[Page transcription entries]
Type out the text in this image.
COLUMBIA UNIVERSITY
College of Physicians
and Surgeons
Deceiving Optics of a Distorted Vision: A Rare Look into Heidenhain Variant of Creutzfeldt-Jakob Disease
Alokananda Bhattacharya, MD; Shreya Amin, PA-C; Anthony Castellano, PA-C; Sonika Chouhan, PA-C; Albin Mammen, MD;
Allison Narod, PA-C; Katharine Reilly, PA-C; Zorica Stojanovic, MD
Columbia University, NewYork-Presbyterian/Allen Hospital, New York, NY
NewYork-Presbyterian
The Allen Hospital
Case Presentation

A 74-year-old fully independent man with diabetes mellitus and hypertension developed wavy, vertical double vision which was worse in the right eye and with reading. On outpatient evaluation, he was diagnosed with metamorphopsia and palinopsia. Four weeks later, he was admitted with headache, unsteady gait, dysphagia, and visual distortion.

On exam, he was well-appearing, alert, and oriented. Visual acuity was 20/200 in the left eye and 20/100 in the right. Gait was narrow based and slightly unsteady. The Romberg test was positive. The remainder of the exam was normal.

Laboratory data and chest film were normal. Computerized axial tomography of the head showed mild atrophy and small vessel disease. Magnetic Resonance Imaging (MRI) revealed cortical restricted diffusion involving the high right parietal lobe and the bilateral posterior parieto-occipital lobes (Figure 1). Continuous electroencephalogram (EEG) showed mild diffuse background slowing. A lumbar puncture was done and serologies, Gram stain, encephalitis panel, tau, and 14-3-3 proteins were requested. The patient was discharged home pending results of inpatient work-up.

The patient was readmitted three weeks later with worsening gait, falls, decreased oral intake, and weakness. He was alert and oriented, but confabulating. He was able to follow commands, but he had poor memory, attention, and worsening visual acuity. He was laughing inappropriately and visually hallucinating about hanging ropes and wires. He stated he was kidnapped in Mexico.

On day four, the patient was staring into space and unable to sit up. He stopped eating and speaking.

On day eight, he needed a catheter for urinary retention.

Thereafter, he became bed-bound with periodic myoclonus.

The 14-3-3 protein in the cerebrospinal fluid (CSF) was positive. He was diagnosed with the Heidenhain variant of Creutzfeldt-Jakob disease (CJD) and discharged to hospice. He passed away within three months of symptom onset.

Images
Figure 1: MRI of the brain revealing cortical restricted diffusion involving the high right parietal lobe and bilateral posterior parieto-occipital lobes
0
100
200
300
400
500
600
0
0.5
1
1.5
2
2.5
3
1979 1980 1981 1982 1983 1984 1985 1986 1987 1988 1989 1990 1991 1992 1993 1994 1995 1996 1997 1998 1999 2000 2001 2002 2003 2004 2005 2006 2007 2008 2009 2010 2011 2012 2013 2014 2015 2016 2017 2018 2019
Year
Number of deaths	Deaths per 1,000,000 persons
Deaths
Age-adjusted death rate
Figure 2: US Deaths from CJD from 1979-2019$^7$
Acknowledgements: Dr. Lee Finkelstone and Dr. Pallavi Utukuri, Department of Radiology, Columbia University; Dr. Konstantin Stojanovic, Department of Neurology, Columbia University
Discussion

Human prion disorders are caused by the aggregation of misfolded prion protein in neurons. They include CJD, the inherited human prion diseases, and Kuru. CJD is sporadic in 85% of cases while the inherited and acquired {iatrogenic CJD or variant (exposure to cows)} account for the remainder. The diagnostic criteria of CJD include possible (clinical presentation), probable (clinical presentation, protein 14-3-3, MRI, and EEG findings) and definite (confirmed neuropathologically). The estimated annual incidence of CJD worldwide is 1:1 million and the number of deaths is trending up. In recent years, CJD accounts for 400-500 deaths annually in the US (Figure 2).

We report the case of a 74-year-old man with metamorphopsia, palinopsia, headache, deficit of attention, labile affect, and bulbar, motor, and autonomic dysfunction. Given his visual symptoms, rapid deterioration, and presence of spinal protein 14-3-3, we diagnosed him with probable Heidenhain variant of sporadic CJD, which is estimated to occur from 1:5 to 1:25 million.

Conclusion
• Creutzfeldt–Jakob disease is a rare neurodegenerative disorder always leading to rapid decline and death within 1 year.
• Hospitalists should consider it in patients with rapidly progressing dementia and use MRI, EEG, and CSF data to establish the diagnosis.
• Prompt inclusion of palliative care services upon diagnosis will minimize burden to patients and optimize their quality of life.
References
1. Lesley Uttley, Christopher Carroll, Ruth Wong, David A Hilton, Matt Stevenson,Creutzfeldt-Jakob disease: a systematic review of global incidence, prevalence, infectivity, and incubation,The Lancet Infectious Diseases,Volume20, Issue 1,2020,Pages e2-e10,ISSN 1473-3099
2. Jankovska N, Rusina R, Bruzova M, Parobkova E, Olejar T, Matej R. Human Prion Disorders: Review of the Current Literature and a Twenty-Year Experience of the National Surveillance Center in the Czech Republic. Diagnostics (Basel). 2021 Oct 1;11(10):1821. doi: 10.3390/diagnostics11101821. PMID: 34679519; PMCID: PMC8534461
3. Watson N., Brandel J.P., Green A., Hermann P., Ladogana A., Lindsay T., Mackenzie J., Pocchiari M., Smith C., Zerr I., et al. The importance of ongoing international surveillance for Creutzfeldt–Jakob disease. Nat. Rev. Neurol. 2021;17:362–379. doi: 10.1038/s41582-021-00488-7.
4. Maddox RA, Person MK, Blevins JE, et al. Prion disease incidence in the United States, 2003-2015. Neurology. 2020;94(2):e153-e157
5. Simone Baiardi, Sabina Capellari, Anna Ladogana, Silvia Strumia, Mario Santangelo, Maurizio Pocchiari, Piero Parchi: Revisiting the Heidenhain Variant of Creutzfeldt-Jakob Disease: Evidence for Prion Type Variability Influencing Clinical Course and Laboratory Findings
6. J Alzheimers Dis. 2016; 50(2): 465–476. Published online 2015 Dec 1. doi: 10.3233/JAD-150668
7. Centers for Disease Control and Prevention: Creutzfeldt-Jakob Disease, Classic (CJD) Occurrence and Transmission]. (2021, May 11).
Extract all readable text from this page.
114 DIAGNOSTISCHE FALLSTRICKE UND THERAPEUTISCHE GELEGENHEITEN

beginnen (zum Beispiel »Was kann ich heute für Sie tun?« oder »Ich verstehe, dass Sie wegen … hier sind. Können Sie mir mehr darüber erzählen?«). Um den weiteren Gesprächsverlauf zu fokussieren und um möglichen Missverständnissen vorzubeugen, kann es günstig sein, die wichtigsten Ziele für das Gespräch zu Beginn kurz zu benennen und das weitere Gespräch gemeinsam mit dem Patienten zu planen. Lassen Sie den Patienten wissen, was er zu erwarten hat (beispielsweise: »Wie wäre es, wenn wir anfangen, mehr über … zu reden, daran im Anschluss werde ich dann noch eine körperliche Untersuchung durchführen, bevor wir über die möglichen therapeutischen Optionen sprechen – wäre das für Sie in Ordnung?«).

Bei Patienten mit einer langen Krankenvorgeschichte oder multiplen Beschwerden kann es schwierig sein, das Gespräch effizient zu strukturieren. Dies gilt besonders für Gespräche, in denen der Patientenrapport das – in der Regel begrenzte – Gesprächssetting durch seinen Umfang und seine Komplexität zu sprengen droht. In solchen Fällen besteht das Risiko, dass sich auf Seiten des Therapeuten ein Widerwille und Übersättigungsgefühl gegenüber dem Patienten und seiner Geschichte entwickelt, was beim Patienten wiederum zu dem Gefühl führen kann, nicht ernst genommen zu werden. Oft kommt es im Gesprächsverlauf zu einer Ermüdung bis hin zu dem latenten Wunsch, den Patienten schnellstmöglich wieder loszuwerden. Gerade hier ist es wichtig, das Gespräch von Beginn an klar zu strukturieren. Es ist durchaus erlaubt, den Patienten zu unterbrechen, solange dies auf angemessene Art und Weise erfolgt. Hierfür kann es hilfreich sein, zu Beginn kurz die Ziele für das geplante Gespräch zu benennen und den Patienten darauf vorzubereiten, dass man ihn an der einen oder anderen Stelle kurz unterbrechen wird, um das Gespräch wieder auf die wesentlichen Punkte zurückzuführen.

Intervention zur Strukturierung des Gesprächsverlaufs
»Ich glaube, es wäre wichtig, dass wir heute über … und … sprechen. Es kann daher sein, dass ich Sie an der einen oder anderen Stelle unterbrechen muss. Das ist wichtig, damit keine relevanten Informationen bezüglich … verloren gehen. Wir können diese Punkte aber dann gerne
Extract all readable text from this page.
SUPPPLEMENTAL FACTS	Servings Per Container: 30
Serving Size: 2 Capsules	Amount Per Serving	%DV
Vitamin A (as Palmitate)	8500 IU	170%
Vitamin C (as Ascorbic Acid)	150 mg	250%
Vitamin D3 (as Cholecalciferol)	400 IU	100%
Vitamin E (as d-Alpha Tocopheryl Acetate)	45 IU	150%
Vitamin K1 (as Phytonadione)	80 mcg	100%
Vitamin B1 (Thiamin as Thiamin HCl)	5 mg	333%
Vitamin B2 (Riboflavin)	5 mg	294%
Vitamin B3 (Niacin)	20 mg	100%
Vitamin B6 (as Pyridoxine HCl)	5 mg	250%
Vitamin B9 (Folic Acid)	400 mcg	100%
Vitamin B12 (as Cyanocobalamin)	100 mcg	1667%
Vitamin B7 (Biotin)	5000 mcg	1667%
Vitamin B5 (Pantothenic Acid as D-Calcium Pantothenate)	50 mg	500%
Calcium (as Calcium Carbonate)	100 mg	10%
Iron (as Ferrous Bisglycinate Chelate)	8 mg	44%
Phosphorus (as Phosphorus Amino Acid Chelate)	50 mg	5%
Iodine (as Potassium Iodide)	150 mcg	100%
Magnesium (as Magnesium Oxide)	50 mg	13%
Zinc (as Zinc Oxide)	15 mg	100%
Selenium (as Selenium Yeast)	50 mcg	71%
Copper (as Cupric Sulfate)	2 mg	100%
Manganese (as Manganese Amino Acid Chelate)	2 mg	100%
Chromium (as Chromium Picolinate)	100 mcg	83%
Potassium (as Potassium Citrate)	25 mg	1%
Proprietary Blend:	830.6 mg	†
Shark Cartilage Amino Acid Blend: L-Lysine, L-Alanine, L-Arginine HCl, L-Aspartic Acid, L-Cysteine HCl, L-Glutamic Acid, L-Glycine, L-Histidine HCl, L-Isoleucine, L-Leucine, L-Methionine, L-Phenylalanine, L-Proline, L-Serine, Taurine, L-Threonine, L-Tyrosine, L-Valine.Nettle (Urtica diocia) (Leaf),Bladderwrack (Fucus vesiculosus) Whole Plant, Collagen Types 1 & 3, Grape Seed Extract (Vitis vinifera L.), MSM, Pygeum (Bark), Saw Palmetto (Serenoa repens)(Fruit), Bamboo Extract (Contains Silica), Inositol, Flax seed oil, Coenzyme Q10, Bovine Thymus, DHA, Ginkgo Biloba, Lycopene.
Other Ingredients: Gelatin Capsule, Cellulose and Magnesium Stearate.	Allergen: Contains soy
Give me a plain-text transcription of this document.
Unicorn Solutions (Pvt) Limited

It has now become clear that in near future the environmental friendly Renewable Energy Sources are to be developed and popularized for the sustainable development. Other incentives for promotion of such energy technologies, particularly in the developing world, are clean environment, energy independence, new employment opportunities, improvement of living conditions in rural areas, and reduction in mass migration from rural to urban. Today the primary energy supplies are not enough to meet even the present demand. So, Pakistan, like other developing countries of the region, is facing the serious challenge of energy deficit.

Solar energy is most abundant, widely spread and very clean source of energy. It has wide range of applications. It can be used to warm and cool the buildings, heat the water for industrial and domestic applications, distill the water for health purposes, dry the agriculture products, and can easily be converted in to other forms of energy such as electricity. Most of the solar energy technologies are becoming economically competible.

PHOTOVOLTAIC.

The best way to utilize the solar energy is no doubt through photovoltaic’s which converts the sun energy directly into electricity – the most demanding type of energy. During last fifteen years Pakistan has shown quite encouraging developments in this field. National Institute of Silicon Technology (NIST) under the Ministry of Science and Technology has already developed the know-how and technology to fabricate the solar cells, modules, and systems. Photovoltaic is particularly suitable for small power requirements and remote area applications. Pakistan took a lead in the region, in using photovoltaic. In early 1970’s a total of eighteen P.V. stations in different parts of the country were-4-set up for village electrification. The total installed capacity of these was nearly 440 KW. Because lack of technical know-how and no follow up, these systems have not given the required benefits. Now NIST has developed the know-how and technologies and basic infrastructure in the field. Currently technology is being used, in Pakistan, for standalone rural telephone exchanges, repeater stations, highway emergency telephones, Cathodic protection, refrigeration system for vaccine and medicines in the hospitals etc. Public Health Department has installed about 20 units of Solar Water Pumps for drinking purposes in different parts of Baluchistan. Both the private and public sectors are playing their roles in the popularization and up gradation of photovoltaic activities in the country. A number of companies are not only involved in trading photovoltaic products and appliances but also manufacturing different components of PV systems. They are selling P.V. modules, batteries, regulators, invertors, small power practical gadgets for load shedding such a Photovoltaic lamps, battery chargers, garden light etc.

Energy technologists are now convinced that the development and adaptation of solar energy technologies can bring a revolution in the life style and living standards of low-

■ **Exercise details**: Go through the entries and report every line with the string "wäre".

■ **Result**:
beginnen (zum Beispiel »Was kann ich heute für Sie tun?« oder »Ich verstehe, dass Sie wegen … hier sind. Können Sie mir mehr darüber erzählen?«). Um den weiteren Gesprächsverlauf zu fokussieren und um möglichen Missverständnissen vorzubeugen, kann es günstig sein, die wichtigsten Ziele für das Gespräch zu Beginn kurz zu benennen und das weitere Gespräch gemeinsam mit dem Patienten zu planen. Lassen Sie den Patienten wissen, was er zu erwarten hat (beispielsweise: »Wie wäre es, wenn wir anfangen, mehr über … zu reden, daran im Anschluss werde ich dann noch eine körperliche Untersuchung durchführen, bevor wir über die möglichen therapeutischen Optionen sprechen – wäre das für Sie in Ordnung?«).
»Ich glaube, es wäre wichtig, dass wir heute über … und … sprechen. Es kann daher sein, dass ich Sie an der einen oder anderen Stelle unterbrechen muss. Das ist wichtig, damit keine relevanten Informationen bezüglich … verloren gehen. Wir können diese Punkte aber dann gerne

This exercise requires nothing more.